> [EXERCISE REQUIREMENTS] Find the string "slope" in the listing and report every line that has it.
-- START OF DATA TO USE --
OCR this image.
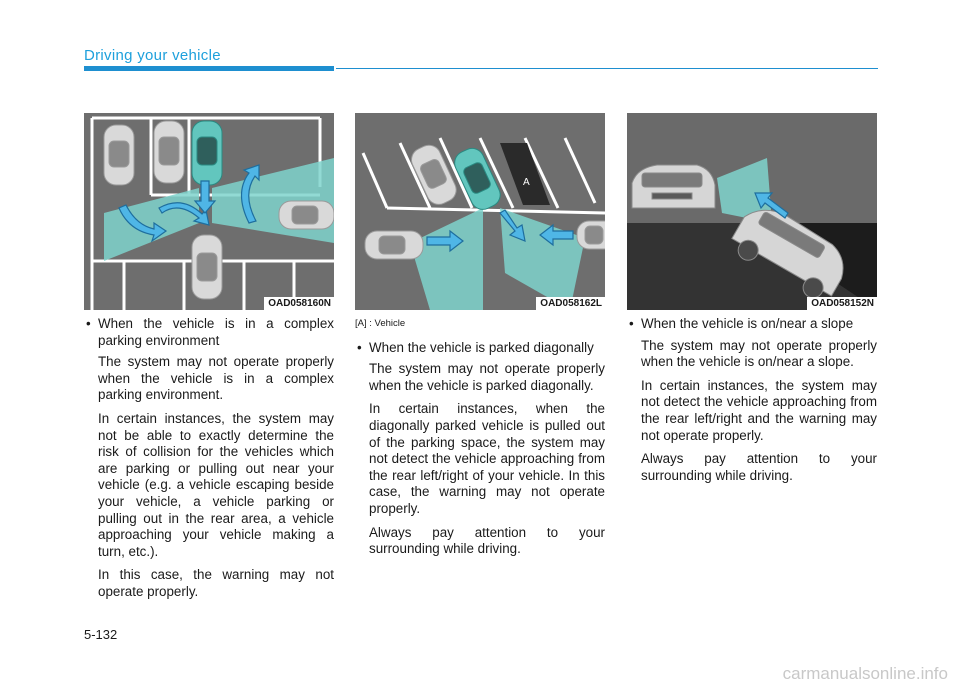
Driving your vehicle
OAD058160N
A
OAD058162L	OAD058152N
• When the vehicle is in a complex parking environment

The system may not operate properly when the vehicle is in a complex parking environment.

In certain instances, the system may not be able to exactly determine the risk of collision for the vehicles which are parking or pulling out near your vehicle (e.g. a vehicle escaping beside your vehicle, a vehicle parking or pulling out in the rear area, a vehicle approaching your vehicle making a turn, etc.).

In this case, the warning may not operate properly.

[A] : Vehicle
• When the vehicle is parked diagonally

The system may not operate properly when the vehicle is parked diagonally.

In certain instances, when the diagonally parked vehicle is pulled out of the parking space, the system may not detect the vehicle approaching from the rear left/right of your vehicle. In this case, the warning may not operate properly.

Always pay attention to your surrounding while driving.

• When the vehicle is on/near a slope

The system may not operate properly when the vehicle is on/near a slope.

In certain instances, the system may not detect the vehicle approaching from the rear left/right and the warning may not operate properly.

Always pay attention to your surrounding while driving.

5-132
carmanualsonline.info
-- END OF DATA TO USE --
> [OUTPUT BELOW]
• When the vehicle is on/near a slope
The system may not operate properly when the vehicle is on/near a slope.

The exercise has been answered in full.